To be done:
Read the listing below and copy out every line that holds "return".

Extracted data entries:
Begin
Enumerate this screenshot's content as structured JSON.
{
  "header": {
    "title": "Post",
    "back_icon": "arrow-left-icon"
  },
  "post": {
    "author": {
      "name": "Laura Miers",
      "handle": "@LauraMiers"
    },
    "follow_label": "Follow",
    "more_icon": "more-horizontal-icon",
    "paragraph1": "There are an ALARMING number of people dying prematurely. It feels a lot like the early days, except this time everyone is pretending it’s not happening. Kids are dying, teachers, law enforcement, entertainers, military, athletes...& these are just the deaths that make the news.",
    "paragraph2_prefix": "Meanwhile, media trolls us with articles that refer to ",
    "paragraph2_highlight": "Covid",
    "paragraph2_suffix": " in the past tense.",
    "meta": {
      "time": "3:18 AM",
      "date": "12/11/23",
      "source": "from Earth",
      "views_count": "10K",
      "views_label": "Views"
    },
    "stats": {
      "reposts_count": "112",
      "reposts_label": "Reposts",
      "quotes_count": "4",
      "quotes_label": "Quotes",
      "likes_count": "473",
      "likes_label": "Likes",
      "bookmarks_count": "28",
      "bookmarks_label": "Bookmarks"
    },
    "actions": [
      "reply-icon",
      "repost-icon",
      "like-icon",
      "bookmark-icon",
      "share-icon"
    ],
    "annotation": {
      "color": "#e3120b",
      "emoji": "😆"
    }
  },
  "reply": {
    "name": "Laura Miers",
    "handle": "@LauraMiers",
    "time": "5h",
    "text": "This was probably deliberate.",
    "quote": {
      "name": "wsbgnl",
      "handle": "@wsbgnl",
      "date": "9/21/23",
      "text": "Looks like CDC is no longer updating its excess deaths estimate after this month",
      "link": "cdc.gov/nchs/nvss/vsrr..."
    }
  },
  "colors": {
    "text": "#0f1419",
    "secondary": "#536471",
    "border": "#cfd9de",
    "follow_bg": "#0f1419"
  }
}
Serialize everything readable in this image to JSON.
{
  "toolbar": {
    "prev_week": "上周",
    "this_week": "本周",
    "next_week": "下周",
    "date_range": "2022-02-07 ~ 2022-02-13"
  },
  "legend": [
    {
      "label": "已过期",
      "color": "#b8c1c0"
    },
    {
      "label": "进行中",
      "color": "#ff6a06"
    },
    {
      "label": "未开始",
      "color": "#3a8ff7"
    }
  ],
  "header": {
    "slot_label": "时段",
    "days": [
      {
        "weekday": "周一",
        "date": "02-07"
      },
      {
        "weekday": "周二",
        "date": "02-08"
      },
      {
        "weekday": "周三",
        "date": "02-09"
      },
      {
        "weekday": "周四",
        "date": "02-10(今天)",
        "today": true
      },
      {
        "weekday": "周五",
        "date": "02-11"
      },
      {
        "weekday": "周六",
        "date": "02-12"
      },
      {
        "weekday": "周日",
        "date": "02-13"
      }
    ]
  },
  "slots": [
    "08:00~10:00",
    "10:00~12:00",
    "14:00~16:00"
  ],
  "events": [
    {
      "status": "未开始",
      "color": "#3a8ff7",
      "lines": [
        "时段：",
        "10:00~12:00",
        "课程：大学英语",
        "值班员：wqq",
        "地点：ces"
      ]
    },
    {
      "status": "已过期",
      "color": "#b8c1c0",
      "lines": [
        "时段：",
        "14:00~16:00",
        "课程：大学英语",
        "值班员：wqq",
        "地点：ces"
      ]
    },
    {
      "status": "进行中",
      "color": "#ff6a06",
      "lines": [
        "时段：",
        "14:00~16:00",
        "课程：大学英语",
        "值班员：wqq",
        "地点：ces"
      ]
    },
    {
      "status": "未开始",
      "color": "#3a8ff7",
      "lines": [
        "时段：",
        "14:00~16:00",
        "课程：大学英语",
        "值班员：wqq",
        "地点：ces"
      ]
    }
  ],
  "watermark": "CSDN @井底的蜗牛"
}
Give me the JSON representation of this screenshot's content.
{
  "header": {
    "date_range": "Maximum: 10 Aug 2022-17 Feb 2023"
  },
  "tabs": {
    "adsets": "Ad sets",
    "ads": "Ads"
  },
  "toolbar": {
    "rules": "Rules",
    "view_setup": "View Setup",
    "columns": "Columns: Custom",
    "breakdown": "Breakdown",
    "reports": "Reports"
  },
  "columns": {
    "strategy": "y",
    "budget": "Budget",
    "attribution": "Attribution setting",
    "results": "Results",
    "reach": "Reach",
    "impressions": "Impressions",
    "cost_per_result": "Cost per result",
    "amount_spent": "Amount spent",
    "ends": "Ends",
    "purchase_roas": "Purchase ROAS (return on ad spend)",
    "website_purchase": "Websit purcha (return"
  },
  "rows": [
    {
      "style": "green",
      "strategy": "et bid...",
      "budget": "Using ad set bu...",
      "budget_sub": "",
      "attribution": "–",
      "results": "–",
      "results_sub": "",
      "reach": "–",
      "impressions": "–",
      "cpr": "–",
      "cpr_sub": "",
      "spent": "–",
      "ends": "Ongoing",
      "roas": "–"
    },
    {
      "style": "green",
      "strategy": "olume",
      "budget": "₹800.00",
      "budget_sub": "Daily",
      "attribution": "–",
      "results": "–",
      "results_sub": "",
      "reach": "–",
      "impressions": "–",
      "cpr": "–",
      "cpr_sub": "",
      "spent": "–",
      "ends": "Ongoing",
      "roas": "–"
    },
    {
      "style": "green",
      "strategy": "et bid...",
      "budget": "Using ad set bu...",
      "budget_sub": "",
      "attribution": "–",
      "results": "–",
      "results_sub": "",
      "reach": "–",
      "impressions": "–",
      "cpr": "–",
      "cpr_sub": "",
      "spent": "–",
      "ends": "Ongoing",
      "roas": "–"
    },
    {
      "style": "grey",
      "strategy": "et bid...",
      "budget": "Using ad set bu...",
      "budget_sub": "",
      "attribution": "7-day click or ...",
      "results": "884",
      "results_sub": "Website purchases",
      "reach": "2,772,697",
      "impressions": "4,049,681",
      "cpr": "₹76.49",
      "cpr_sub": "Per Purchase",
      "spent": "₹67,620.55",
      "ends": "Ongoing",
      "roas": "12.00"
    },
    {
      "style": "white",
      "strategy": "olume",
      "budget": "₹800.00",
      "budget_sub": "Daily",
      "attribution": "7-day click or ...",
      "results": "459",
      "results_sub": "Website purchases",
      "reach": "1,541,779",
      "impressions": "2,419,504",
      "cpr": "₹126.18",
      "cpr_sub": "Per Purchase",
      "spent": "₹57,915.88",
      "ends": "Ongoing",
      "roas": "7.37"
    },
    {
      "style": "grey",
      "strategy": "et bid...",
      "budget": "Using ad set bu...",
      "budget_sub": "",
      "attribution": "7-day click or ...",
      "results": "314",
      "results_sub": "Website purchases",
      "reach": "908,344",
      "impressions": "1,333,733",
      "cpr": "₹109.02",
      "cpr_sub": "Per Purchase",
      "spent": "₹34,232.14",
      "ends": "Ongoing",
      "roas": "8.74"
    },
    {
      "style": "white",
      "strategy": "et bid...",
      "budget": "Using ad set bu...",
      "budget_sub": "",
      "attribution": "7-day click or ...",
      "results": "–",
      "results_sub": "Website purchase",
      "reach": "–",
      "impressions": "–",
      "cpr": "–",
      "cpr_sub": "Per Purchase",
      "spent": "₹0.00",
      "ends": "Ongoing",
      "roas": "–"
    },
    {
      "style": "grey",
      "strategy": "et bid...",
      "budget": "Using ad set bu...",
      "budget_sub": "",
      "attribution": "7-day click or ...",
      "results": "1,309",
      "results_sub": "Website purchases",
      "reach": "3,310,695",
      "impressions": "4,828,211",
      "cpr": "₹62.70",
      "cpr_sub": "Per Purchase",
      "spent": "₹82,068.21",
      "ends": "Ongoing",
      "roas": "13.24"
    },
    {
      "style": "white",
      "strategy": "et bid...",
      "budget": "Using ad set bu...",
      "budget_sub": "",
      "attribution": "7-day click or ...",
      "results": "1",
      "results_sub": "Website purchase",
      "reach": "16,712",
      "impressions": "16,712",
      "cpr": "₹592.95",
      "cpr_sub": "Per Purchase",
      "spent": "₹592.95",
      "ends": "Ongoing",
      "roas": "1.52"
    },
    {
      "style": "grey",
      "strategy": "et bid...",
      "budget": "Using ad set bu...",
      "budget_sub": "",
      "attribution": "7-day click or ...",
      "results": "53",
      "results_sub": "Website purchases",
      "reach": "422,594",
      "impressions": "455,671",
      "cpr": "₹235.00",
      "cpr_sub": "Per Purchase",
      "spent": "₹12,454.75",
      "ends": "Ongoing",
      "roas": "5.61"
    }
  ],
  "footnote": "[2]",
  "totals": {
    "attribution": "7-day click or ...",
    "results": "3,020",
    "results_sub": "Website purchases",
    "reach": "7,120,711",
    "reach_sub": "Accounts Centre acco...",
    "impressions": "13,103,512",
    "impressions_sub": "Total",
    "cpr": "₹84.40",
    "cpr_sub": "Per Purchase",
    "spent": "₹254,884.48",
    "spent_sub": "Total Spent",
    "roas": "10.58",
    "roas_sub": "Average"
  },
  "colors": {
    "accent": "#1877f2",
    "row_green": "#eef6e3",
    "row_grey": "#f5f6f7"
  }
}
End
Solution below:
    "purchase_roas": "Purchase ROAS (return on ad spend)",
    "website_purchase": "Websit purcha (return"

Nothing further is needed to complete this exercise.